> Written task
Below are some entries. Output each one exactly as it appears.

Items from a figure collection

▬▬▬▬▬▬

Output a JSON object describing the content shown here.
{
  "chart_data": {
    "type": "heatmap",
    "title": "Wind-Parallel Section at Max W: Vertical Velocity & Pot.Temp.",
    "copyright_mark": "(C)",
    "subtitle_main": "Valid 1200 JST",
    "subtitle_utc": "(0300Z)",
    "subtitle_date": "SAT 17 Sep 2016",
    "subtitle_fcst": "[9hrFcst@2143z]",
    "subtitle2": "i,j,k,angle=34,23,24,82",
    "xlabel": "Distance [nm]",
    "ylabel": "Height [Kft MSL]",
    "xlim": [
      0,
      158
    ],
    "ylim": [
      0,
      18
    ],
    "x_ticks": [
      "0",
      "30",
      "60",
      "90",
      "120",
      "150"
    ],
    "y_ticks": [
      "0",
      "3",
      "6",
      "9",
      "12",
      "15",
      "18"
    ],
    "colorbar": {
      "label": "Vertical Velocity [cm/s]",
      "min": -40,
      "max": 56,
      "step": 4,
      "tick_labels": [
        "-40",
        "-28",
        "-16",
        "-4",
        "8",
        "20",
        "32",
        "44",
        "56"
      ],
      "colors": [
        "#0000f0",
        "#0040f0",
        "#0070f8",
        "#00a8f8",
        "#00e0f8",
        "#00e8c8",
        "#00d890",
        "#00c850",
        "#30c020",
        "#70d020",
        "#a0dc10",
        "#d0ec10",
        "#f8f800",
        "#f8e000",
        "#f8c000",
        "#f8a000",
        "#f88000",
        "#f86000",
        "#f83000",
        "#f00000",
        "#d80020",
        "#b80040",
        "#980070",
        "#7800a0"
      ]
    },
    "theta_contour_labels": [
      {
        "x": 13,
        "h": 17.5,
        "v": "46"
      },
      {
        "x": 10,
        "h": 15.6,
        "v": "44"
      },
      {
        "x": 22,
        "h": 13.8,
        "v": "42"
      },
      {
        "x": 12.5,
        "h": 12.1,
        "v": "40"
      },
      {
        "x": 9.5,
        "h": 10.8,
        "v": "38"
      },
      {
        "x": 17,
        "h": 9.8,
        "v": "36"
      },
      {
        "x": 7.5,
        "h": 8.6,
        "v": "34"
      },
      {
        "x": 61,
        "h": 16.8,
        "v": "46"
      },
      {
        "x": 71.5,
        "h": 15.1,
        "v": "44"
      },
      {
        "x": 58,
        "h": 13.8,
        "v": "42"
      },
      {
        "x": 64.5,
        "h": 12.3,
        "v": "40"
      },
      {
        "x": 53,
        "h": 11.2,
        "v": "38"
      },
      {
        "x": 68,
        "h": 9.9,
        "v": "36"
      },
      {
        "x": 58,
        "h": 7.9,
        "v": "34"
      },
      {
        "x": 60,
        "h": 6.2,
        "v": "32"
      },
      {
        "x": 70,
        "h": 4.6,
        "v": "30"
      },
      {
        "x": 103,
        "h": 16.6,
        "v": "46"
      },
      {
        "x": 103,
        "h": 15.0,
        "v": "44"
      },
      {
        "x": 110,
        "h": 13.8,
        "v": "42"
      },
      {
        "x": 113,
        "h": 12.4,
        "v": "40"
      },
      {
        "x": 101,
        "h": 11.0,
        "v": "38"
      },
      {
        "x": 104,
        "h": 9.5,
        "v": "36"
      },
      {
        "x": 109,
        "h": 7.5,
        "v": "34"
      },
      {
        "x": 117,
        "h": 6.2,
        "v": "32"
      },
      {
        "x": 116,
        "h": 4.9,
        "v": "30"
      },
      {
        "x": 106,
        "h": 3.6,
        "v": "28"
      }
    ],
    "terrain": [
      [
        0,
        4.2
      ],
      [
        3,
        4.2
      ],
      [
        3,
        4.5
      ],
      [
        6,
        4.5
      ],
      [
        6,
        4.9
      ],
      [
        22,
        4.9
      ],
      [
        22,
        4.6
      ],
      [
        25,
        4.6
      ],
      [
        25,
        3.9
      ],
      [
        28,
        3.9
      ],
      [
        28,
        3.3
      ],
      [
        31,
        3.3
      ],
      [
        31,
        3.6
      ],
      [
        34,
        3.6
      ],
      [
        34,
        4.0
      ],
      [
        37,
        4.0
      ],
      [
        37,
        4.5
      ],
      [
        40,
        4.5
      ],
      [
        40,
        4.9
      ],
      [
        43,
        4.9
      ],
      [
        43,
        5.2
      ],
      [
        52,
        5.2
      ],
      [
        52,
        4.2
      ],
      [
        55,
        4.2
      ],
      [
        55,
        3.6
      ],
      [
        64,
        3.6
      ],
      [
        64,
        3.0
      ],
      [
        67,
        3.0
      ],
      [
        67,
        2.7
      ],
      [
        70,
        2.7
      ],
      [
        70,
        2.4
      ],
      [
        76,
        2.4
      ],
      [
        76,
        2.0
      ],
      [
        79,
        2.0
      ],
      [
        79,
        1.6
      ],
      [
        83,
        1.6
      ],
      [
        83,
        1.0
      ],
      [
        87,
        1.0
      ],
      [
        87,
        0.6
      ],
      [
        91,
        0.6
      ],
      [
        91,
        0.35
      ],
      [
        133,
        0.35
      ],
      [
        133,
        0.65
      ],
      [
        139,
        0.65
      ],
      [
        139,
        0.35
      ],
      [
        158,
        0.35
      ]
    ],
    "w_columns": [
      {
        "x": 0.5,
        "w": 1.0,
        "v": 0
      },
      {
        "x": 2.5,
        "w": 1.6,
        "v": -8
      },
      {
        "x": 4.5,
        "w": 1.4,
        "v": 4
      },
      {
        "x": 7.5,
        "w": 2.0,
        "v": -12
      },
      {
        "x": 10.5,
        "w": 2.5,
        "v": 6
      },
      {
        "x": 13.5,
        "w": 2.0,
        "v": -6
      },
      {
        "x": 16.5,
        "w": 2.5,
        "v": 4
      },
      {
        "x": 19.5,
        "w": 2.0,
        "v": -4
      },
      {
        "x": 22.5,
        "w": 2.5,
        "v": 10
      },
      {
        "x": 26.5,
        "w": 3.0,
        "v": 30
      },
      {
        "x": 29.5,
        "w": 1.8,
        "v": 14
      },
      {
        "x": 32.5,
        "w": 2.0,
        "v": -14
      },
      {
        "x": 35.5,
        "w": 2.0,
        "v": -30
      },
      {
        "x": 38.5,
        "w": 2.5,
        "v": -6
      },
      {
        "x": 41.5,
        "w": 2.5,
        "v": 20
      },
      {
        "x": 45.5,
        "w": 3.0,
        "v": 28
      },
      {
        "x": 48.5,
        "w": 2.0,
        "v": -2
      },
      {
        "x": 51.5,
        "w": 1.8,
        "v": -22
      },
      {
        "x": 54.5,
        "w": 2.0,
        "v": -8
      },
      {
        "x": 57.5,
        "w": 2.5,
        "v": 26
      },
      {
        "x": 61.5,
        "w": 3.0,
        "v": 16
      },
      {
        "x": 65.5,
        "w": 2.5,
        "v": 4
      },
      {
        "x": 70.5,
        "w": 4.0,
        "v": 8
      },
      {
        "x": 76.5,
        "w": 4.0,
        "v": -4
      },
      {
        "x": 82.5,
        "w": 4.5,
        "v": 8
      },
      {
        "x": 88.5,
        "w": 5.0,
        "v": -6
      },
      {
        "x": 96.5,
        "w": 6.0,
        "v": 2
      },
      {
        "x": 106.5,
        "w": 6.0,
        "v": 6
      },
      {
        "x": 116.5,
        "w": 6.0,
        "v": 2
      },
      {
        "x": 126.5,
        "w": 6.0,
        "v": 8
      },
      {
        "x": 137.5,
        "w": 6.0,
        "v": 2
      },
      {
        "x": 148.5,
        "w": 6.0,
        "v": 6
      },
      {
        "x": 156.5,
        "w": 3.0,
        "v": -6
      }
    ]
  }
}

▬▬▬▬▬▬

> Correct response
Output a JSON object describing the content shown here.
{
  "chart_data": {
    "type": "heatmap",
    "title": "Wind-Parallel Section at Max W: Vertical Velocity & Pot.Temp.",
    "copyright_mark": "(C)",
    "subtitle_main": "Valid 1200 JST",
    "subtitle_utc": "(0300Z)",
    "subtitle_date": "SAT 17 Sep 2016",
    "subtitle_fcst": "[9hrFcst@2143z]",
    "subtitle2": "i,j,k,angle=34,23,24,82",
    "xlabel": "Distance [nm]",
    "ylabel": "Height [Kft MSL]",
    "xlim": [
      0,
      158
    ],
    "ylim": [
      0,
      18
    ],
    "x_ticks": [
      "0",
      "30",
      "60",
      "90",
      "120",
      "150"
    ],
    "y_ticks": [
      "0",
      "3",
      "6",
      "9",
      "12",
      "15",
      "18"
    ],
    "colorbar": {
      "label": "Vertical Velocity [cm/s]",
      "min": -40,
      "max": 56,
      "step": 4,
      "tick_labels": [
        "-40",
        "-28",
        "-16",
        "-4",
        "8",
        "20",
        "32",
        "44",
        "56"
      ],
      "colors": [
        "#0000f0",
        "#0040f0",
        "#0070f8",
        "#00a8f8",
        "#00e0f8",
        "#00e8c8",
        "#00d890",
        "#00c850",
        "#30c020",
        "#70d020",
        "#a0dc10",
        "#d0ec10",
        "#f8f800",
        "#f8e000",
        "#f8c000",
        "#f8a000",
        "#f88000",
        "#f86000",
        "#f83000",
        "#f00000",
        "#d80020",
        "#b80040",
        "#980070",
        "#7800a0"
      ]
    },
    "theta_contour_labels": [
      {
        "x": 13,
        "h": 17.5,
        "v": "46"
      },
      {
        "x": 10,
        "h": 15.6,
        "v": "44"
      },
      {
        "x": 22,
        "h": 13.8,
        "v": "42"
      },
      {
        "x": 12.5,
        "h": 12.1,
        "v": "40"
      },
      {
        "x": 9.5,
        "h": 10.8,
        "v": "38"
      },
      {
        "x": 17,
        "h": 9.8,
        "v": "36"
      },
      {
        "x": 7.5,
        "h": 8.6,
        "v": "34"
      },
      {
        "x": 61,
        "h": 16.8,
        "v": "46"
      },
      {
        "x": 71.5,
        "h": 15.1,
        "v": "44"
      },
      {
        "x": 58,
        "h": 13.8,
        "v": "42"
      },
      {
        "x": 64.5,
        "h": 12.3,
        "v": "40"
      },
      {
        "x": 53,
        "h": 11.2,
        "v": "38"
      },
      {
        "x": 68,
        "h": 9.9,
        "v": "36"
      },
      {
        "x": 58,
        "h": 7.9,
        "v": "34"
      },
      {
        "x": 60,
        "h": 6.2,
        "v": "32"
      },
      {
        "x": 70,
        "h": 4.6,
        "v": "30"
      },
      {
        "x": 103,
        "h": 16.6,
        "v": "46"
      },
      {
        "x": 103,
        "h": 15.0,
        "v": "44"
      },
      {
        "x": 110,
        "h": 13.8,
        "v": "42"
      },
      {
        "x": 113,
        "h": 12.4,
        "v": "40"
      },
      {
        "x": 101,
        "h": 11.0,
        "v": "38"
      },
      {
        "x": 104,
        "h": 9.5,
        "v": "36"
      },
      {
        "x": 109,
        "h": 7.5,
        "v": "34"
      },
      {
        "x": 117,
        "h": 6.2,
        "v": "32"
      },
      {
        "x": 116,
        "h": 4.9,
        "v": "30"
      },
      {
        "x": 106,
        "h": 3.6,
        "v": "28"
      }
    ],
    "terrain": [
      [
        0,
        4.2
      ],
      [
        3,
        4.2
      ],
      [
        3,
        4.5
      ],
      [
        6,
        4.5
      ],
      [
        6,
        4.9
      ],
      [
        22,
        4.9
      ],
      [
        22,
        4.6
      ],
      [
        25,
        4.6
      ],
      [
        25,
        3.9
      ],
      [
        28,
        3.9
      ],
      [
        28,
        3.3
      ],
      [
        31,
        3.3
      ],
      [
        31,
        3.6
      ],
      [
        34,
        3.6
      ],
      [
        34,
        4.0
      ],
      [
        37,
        4.0
      ],
      [
        37,
        4.5
      ],
      [
        40,
        4.5
      ],
      [
        40,
        4.9
      ],
      [
        43,
        4.9
      ],
      [
        43,
        5.2
      ],
      [
        52,
        5.2
      ],
      [
        52,
        4.2
      ],
      [
        55,
        4.2
      ],
      [
        55,
        3.6
      ],
      [
        64,
        3.6
      ],
      [
        64,
        3.0
      ],
      [
        67,
        3.0
      ],
      [
        67,
        2.7
      ],
      [
        70,
        2.7
      ],
      [
        70,
        2.4
      ],
      [
        76,
        2.4
      ],
      [
        76,
        2.0
      ],
      [
        79,
        2.0
      ],
      [
        79,
        1.6
      ],
      [
        83,
        1.6
      ],
      [
        83,
        1.0
      ],
      [
        87,
        1.0
      ],
      [
        87,
        0.6
      ],
      [
        91,
        0.6
      ],
      [
        91,
        0.35
      ],
      [
        133,
        0.35
      ],
      [
        133,
        0.65
      ],
      [
        139,
        0.65
      ],
      [
        139,
        0.35
      ],
      [
        158,
        0.35
      ]
    ],
    "w_columns": [
      {
        "x": 0.5,
        "w": 1.0,
        "v": 0
      },
      {
        "x": 2.5,
        "w": 1.6,
        "v": -8
      },
      {
        "x": 4.5,
        "w": 1.4,
        "v": 4
      },
      {
        "x": 7.5,
        "w": 2.0,
        "v": -12
      },
      {
        "x": 10.5,
        "w": 2.5,
        "v": 6
      },
      {
        "x": 13.5,
        "w": 2.0,
        "v": -6
      },
      {
        "x": 16.5,
        "w": 2.5,
        "v": 4
      },
      {
        "x": 19.5,
        "w": 2.0,
        "v": -4
      },
      {
        "x": 22.5,
        "w": 2.5,
        "v": 10
      },
      {
        "x": 26.5,
        "w": 3.0,
        "v": 30
      },
      {
        "x": 29.5,
        "w": 1.8,
        "v": 14
      },
      {
        "x": 32.5,
        "w": 2.0,
        "v": -14
      },
      {
        "x": 35.5,
        "w": 2.0,
        "v": -30
      },
      {
        "x": 38.5,
        "w": 2.5,
        "v": -6
      },
      {
        "x": 41.5,
        "w": 2.5,
        "v": 20
      },
      {
        "x": 45.5,
        "w": 3.0,
        "v": 28
      },
      {
        "x": 48.5,
        "w": 2.0,
        "v": -2
      },
      {
        "x": 51.5,
        "w": 1.8,
        "v": -22
      },
      {
        "x": 54.5,
        "w": 2.0,
        "v": -8
      },
      {
        "x": 57.5,
        "w": 2.5,
        "v": 26
      },
      {
        "x": 61.5,
        "w": 3.0,
        "v": 16
      },
      {
        "x": 65.5,
        "w": 2.5,
        "v": 4
      },
      {
        "x": 70.5,
        "w": 4.0,
        "v": 8
      },
      {
        "x": 76.5,
        "w": 4.0,
        "v": -4
      },
      {
        "x": 82.5,
        "w": 4.5,
        "v": 8
      },
      {
        "x": 88.5,
        "w": 5.0,
        "v": -6
      },
      {
        "x": 96.5,
        "w": 6.0,
        "v": 2
      },
      {
        "x": 106.5,
        "w": 6.0,
        "v": 6
      },
      {
        "x": 116.5,
        "w": 6.0,
        "v": 2
      },
      {
        "x": 126.5,
        "w": 6.0,
        "v": 8
      },
      {
        "x": 137.5,
        "w": 6.0,
        "v": 2
      },
      {
        "x": 148.5,
        "w": 6.0,
        "v": 6
      },
      {
        "x": 156.5,
        "w": 3.0,
        "v": -6
      }
    ]
  }
}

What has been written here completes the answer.